*Exercise description:* Lift out each line of the data that holds "多测合一".
___ The data ___
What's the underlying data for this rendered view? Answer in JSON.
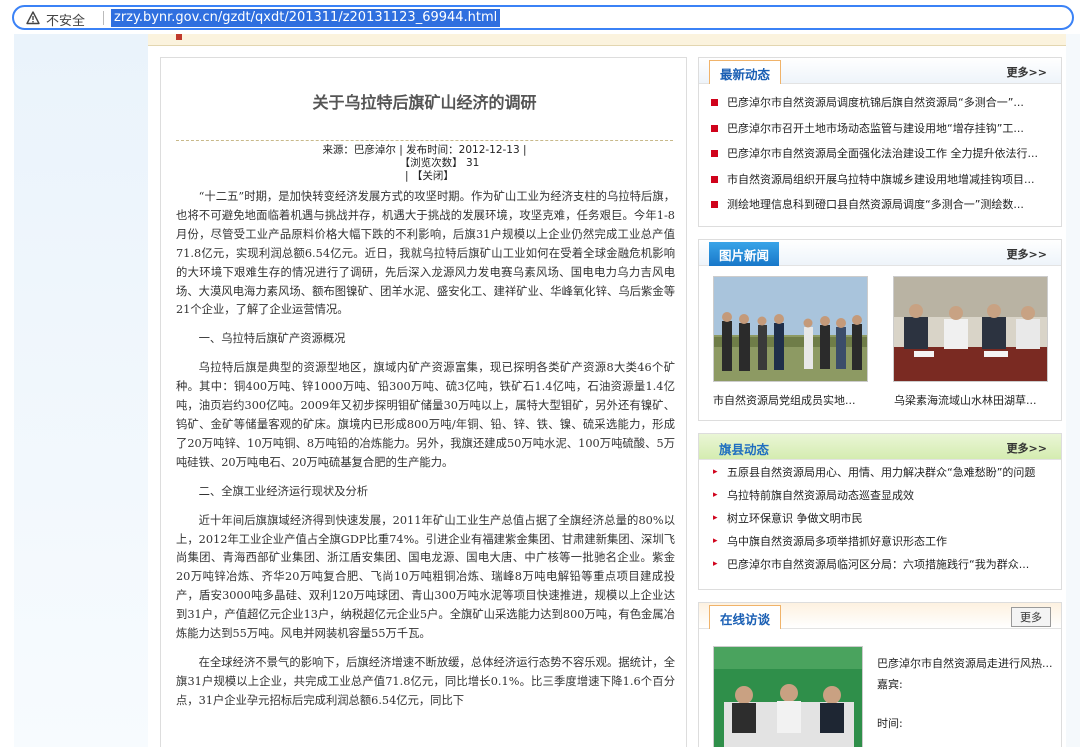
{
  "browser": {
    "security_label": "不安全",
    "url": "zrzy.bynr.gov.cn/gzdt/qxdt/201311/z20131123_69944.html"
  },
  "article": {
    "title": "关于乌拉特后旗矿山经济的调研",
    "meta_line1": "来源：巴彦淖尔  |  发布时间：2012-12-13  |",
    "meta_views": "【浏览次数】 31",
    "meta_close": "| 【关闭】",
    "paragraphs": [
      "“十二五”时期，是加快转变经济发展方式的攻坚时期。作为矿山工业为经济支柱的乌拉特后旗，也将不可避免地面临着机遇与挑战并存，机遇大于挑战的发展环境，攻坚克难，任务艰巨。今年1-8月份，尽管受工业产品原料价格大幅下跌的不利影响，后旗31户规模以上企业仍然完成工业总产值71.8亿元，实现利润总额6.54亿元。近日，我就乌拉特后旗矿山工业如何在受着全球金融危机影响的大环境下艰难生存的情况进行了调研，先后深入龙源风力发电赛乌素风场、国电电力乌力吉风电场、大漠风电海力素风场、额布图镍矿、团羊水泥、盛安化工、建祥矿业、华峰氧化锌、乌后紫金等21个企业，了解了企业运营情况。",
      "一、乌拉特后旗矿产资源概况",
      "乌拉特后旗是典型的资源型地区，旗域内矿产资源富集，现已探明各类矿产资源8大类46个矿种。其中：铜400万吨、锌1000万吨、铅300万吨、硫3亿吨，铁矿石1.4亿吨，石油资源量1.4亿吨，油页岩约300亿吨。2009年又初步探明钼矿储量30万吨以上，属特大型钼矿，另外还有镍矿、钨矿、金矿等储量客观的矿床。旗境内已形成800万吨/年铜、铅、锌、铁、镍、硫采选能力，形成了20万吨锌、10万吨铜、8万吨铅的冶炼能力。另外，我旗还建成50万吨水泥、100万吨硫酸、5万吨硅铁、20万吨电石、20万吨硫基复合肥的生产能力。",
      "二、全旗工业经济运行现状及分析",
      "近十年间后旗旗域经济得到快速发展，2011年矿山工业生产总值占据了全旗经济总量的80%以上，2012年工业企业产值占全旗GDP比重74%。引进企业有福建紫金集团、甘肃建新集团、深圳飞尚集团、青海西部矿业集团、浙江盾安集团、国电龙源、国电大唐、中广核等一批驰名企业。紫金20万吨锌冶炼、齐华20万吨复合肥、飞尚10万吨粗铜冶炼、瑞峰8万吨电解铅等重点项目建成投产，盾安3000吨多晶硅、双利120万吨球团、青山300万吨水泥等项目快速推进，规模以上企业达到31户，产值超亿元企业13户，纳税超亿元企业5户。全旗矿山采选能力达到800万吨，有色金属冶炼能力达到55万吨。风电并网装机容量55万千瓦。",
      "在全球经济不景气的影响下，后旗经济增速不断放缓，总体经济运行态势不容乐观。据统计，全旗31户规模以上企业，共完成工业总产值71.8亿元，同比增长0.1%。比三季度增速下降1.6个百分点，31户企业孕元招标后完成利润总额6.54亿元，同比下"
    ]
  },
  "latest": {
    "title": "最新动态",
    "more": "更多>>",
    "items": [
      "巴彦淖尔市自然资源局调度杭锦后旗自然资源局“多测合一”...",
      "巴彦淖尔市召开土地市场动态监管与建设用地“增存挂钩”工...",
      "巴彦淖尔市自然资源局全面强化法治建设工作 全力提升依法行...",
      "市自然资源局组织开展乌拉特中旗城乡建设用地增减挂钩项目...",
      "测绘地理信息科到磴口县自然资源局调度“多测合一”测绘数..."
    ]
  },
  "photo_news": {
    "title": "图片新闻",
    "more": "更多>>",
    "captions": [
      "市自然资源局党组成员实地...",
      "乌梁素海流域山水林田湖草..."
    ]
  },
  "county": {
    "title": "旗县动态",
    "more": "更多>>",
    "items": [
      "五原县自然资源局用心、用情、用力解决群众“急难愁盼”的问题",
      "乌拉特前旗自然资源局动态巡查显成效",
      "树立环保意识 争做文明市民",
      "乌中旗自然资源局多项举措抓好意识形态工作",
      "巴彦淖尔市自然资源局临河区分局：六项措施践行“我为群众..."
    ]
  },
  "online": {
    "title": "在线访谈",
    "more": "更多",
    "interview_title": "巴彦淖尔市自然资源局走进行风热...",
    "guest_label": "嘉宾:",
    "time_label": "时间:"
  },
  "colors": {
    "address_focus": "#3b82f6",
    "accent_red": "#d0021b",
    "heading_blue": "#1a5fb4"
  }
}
___
___ The data ___
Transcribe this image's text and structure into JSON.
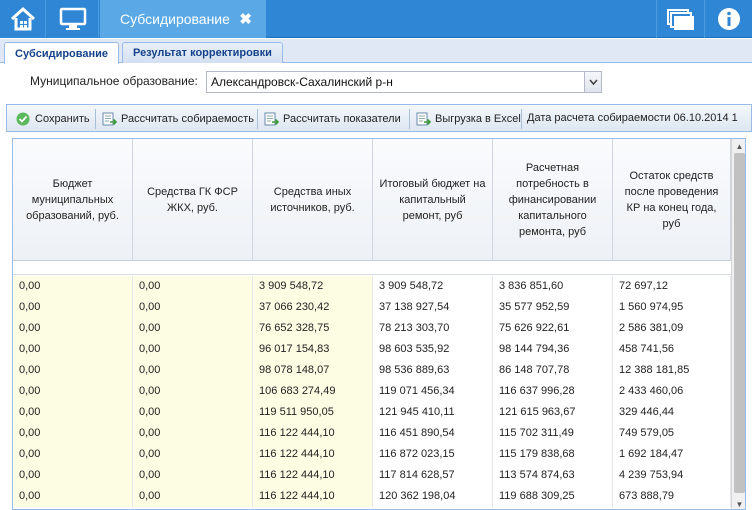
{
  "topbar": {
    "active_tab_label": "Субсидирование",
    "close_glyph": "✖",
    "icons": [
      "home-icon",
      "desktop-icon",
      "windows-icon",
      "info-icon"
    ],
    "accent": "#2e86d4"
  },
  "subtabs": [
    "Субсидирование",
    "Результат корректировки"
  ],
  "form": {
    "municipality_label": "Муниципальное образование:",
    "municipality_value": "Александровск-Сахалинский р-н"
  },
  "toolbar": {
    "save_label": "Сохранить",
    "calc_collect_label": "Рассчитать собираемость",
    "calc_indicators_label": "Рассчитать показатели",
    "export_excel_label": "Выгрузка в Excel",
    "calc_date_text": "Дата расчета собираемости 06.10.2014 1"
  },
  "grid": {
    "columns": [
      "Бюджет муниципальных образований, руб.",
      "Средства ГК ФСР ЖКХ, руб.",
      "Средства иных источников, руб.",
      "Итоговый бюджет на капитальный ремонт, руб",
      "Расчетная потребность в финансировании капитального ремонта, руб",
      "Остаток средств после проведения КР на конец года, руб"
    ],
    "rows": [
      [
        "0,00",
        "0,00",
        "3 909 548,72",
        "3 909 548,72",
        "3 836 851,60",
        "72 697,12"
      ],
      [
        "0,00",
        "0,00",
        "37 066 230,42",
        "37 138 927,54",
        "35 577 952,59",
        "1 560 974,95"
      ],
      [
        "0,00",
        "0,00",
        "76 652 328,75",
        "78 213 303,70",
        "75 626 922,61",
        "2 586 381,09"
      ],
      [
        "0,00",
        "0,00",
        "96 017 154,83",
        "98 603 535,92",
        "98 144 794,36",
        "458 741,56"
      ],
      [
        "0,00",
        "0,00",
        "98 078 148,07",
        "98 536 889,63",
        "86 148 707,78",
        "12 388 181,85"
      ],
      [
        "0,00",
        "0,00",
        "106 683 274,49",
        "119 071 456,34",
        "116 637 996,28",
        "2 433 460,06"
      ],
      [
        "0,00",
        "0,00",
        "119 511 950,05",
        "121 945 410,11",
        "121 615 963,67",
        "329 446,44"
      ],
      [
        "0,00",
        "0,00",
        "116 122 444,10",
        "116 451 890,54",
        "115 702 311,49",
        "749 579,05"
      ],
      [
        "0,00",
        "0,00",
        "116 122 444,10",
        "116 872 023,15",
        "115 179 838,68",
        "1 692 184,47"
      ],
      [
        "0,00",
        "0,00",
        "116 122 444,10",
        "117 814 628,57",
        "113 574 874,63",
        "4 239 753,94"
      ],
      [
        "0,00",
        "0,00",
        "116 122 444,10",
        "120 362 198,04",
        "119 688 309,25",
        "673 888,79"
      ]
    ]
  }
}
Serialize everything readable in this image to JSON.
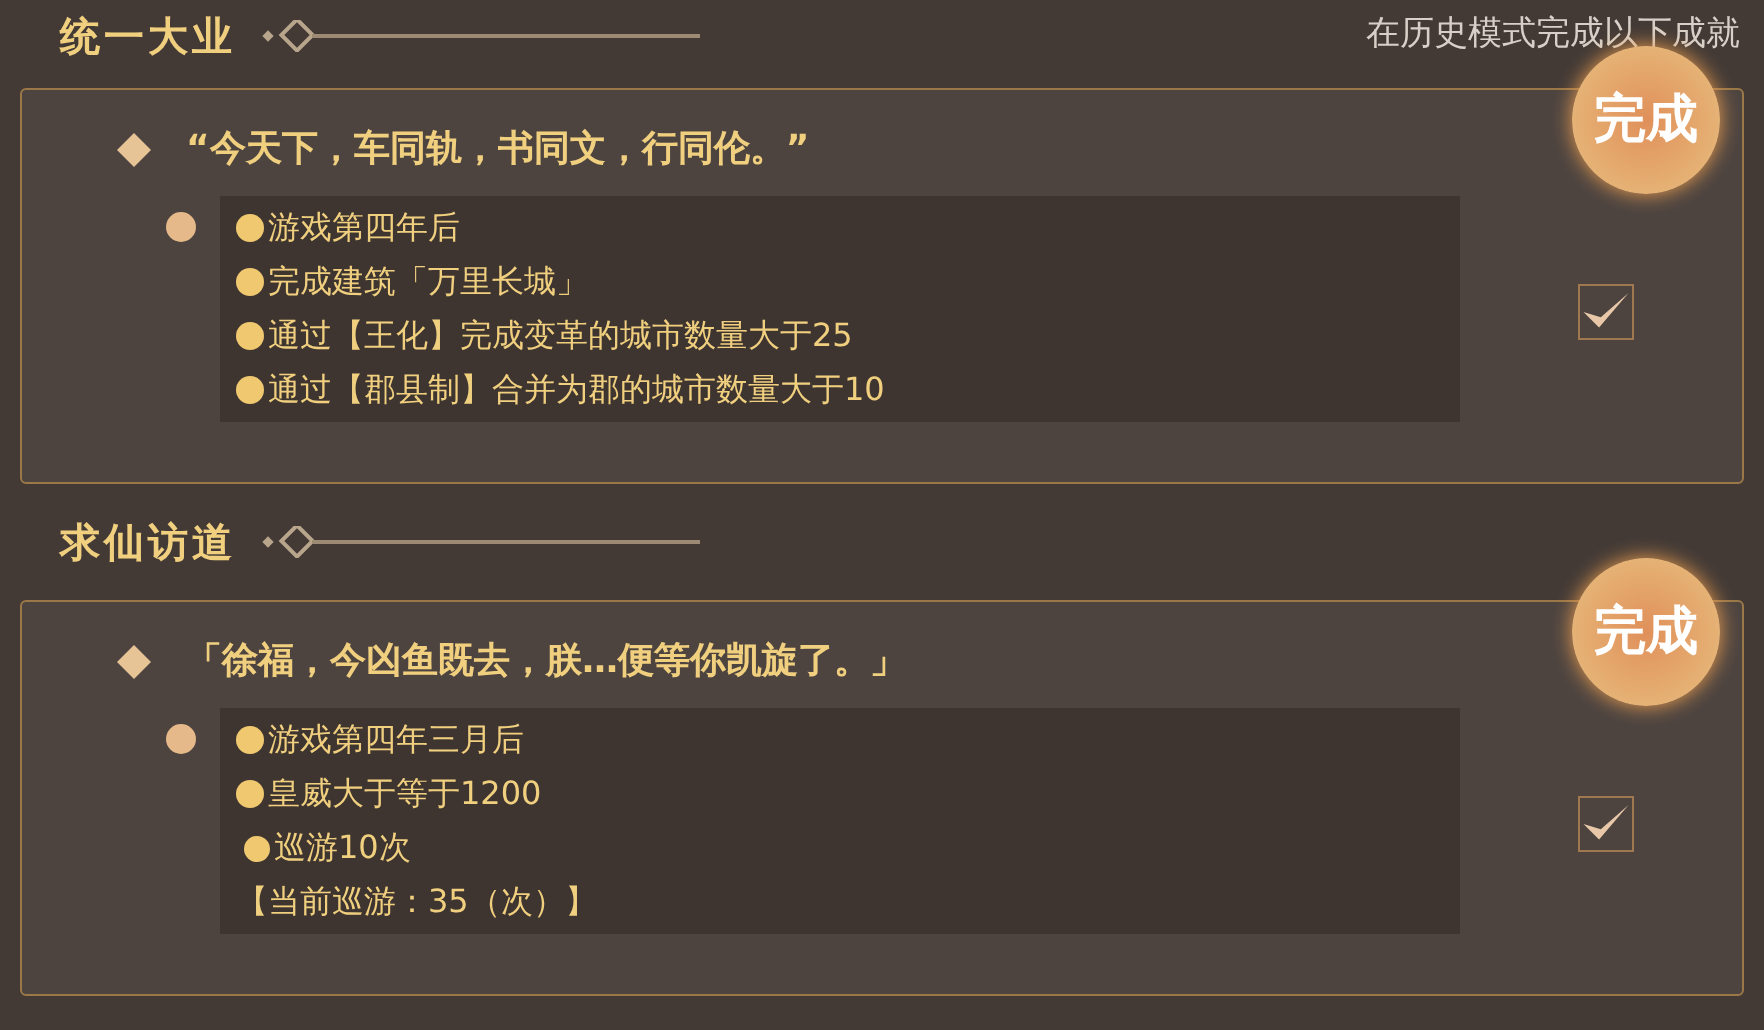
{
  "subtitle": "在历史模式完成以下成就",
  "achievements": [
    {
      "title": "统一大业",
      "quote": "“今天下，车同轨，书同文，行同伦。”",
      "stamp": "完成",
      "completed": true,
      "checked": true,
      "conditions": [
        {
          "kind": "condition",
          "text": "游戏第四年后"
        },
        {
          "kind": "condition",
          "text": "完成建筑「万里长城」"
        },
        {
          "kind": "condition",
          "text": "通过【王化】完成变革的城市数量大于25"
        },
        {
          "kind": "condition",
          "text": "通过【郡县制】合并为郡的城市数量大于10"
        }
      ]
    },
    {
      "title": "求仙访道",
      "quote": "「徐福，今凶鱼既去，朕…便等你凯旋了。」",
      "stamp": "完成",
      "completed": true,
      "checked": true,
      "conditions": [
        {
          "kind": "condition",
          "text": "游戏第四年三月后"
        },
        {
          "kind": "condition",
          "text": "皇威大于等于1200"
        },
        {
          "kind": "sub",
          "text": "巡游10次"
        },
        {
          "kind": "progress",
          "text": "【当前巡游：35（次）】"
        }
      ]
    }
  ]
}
___
___ The data ___
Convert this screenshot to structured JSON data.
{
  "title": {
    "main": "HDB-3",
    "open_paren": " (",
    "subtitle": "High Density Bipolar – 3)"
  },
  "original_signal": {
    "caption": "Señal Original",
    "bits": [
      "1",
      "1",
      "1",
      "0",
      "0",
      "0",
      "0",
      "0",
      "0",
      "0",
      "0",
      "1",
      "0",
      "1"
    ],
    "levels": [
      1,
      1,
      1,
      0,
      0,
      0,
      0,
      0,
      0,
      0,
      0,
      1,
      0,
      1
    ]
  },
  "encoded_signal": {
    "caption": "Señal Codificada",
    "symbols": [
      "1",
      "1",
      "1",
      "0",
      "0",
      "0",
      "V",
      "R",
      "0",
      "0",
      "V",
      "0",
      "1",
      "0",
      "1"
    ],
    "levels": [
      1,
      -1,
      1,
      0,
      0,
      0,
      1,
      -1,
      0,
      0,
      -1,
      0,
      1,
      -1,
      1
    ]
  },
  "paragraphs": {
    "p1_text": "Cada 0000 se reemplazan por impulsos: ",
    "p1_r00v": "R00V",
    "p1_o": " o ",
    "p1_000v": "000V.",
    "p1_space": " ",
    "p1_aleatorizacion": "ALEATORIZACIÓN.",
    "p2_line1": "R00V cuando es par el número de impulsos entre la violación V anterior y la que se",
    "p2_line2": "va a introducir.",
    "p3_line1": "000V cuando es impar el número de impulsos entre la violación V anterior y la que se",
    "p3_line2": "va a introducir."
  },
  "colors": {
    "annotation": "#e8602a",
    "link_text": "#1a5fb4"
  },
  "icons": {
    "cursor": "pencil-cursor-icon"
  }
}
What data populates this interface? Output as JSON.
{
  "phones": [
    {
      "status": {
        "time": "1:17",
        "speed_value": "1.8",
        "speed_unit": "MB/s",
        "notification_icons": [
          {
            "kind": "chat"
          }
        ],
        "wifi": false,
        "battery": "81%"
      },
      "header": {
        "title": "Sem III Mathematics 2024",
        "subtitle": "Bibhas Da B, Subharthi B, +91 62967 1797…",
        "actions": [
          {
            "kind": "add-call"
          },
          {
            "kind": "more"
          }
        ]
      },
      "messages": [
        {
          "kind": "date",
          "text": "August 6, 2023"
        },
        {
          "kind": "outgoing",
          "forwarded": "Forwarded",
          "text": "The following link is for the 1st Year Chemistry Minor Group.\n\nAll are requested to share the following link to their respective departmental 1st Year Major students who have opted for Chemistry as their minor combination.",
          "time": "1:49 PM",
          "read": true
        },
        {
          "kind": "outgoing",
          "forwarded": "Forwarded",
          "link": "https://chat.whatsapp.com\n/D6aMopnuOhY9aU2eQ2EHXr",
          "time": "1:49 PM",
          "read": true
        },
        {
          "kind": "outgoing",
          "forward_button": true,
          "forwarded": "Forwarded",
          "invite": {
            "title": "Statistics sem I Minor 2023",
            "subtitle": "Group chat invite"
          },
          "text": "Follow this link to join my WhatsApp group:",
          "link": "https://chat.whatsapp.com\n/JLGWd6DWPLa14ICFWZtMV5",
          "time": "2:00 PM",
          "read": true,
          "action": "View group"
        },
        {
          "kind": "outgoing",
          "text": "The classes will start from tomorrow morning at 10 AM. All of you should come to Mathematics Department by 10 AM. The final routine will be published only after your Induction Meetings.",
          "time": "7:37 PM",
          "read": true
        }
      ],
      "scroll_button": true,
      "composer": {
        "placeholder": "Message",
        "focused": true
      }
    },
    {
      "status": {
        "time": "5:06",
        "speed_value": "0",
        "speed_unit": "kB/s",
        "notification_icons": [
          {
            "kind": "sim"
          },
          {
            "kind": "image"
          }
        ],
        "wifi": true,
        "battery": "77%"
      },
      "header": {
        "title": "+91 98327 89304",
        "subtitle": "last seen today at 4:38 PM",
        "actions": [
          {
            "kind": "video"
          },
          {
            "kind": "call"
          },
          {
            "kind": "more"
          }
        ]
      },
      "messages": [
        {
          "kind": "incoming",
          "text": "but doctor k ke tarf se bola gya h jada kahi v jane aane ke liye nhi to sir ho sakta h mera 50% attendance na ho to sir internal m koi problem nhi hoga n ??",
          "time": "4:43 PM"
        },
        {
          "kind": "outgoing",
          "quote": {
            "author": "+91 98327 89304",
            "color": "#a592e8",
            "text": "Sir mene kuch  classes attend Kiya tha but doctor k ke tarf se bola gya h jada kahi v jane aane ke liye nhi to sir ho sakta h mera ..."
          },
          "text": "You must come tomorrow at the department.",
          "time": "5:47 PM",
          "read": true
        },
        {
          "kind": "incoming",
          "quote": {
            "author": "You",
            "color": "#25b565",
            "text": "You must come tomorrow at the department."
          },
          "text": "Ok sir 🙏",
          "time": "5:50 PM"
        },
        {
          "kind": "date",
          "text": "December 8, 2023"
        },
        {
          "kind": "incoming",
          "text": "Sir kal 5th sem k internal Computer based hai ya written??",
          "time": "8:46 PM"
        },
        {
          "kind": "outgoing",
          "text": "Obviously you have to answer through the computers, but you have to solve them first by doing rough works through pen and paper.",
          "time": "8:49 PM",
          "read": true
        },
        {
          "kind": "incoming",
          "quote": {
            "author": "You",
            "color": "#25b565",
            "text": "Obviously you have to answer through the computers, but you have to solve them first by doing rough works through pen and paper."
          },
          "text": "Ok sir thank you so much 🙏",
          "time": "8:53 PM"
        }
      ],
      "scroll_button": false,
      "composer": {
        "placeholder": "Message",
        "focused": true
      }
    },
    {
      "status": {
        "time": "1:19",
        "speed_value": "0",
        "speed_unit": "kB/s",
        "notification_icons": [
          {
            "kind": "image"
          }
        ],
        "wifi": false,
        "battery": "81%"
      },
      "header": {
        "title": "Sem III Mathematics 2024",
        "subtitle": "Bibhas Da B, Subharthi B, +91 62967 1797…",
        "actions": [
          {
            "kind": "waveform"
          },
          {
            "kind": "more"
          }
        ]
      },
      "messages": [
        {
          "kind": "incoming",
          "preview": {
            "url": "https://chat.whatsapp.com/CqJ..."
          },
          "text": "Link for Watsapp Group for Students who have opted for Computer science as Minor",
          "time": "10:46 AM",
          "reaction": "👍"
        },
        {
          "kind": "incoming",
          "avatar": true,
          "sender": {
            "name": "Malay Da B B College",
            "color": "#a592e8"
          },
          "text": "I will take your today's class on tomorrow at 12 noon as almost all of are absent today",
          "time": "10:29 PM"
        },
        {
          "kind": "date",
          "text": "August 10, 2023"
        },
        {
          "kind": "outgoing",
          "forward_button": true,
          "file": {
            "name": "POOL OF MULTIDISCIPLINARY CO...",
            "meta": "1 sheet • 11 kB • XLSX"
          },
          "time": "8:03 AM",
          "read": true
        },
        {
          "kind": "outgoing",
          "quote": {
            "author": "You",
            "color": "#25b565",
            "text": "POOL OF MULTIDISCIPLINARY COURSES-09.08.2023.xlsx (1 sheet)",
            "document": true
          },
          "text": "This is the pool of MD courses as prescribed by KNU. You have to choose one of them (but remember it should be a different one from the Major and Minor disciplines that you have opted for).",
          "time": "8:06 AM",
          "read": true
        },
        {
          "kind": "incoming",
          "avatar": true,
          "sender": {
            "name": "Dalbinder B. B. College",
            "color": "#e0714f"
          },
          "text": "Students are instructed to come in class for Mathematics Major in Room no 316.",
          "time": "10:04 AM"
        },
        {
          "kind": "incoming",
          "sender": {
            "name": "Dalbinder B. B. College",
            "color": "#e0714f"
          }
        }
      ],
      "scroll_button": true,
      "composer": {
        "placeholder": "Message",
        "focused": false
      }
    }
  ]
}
___
*Reply to the exercise:*
      "巴彦淖尔市自然资源局调度杭锦后旗自然资源局“多测合一”...",
      "测绘地理信息科到磴口县自然资源局调度“多测合一”测绘数..."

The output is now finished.